The request: Write out the whole listing again, exactly as given.

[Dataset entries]

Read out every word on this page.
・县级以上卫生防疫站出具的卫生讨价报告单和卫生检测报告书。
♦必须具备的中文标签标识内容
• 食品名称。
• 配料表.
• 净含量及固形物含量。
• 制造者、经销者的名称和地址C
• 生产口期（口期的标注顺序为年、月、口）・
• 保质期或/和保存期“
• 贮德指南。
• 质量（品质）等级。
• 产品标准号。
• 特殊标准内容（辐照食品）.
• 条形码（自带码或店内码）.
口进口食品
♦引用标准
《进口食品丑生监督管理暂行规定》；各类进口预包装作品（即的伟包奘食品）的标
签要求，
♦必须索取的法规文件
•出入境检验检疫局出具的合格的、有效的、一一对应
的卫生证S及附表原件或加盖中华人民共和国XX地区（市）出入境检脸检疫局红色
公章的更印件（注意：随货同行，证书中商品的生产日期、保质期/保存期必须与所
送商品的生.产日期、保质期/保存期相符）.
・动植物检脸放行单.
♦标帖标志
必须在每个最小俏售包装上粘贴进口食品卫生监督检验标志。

Expected answer:
Read out every word on this page.
・县级以上卫生防疫站出具的卫生讨价报告单和卫生检测报告书。
♦必须具备的中文标签标识内容
• 食品名称。
• 配料表.
• 净含量及固形物含量。
• 制造者、经销者的名称和地址C
• 生产口期（口期的标注顺序为年、月、口）・
• 保质期或/和保存期“
• 贮德指南。
• 质量（品质）等级。
• 产品标准号。
• 特殊标准内容（辐照食品）.
• 条形码（自带码或店内码）.
口进口食品
♦引用标准
《进口食品丑生监督管理暂行规定》；各类进口预包装作品（即的伟包奘食品）的标
签要求，
♦必须索取的法规文件
•出入境检验检疫局出具的合格的、有效的、一一对应
的卫生证S及附表原件或加盖中华人民共和国XX地区（市）出入境检脸检疫局红色
公章的更印件（注意：随货同行，证书中商品的生产日期、保质期/保存期必须与所
送商品的生.产日期、保质期/保存期相符）.
・动植物检脸放行单.
♦标帖标志
必须在每个最小俏售包装上粘贴进口食品卫生监督检验标志。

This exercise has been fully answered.